Spatial layout entries:
+===+

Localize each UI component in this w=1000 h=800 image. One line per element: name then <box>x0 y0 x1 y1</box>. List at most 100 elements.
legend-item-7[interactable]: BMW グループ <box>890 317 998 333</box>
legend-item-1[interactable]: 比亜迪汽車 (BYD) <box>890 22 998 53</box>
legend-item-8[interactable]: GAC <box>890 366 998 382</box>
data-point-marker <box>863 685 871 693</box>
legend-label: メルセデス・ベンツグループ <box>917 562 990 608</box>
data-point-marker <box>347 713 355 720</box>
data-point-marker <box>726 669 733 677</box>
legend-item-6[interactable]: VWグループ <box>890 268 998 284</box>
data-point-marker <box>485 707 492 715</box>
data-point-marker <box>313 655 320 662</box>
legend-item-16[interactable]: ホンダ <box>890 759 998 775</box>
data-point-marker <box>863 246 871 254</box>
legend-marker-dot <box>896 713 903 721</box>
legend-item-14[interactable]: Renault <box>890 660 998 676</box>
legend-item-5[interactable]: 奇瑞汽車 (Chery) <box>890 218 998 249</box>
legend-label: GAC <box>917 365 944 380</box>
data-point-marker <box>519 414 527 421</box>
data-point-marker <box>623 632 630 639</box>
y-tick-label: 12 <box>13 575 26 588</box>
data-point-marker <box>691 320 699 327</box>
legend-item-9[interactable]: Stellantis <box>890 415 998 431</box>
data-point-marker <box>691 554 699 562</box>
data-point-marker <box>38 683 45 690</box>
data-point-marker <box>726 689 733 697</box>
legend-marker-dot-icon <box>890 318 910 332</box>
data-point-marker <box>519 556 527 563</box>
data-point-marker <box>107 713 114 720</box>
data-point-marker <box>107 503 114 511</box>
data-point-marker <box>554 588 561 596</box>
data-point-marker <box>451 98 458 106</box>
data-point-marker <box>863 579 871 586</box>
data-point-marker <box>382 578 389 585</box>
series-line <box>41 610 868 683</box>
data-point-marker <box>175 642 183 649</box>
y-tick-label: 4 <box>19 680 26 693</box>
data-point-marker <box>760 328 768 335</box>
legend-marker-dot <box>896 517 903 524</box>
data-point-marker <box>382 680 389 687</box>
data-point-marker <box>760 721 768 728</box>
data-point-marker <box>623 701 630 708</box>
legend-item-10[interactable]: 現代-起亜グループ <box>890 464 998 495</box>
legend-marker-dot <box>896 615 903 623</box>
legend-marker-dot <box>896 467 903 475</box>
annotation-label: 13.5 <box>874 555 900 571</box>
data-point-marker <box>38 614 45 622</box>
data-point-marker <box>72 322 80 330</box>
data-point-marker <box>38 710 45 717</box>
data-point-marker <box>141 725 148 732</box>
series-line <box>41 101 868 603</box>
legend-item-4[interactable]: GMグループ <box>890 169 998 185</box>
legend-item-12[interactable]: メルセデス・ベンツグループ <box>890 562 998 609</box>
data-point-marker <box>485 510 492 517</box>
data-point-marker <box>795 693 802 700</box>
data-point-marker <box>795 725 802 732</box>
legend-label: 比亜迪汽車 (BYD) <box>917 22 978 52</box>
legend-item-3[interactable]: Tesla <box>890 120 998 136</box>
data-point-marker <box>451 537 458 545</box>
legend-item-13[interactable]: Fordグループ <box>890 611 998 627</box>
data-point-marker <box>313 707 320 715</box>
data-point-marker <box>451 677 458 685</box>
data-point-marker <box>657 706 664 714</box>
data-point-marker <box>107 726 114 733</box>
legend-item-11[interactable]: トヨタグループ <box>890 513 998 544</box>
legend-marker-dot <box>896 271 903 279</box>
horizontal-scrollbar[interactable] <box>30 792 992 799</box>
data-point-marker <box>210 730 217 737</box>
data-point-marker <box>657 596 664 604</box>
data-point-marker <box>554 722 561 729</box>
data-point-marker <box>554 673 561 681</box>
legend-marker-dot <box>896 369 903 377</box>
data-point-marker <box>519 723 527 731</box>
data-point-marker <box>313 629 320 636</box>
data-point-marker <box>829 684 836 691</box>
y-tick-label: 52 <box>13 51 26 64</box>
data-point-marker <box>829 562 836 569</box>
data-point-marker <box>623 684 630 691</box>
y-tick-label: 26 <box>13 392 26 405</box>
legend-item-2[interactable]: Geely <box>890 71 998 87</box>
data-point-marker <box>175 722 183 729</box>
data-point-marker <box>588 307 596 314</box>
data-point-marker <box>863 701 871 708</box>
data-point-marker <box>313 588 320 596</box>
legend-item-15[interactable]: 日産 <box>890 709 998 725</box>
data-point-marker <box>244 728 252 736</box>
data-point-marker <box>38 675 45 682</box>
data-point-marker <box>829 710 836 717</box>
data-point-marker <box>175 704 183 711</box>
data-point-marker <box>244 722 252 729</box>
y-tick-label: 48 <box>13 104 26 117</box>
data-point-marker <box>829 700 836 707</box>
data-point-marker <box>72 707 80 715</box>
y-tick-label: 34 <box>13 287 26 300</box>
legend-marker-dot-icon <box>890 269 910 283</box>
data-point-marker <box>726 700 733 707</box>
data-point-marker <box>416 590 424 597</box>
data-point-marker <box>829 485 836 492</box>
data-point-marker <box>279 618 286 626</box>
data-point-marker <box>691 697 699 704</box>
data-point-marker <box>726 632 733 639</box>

+===+

**YOUR INSTRUCTIONS:**
Extract every line of the records above that contains the string "比亜迪汽車", matching it with case taken into account.

**EXERCISE RESPONSE:**
legend-item-1[interactable]: 比亜迪汽車 (BYD) <box>890 22 998 53</box>
legend-label: 比亜迪汽車 (BYD) <box>917 22 978 52</box>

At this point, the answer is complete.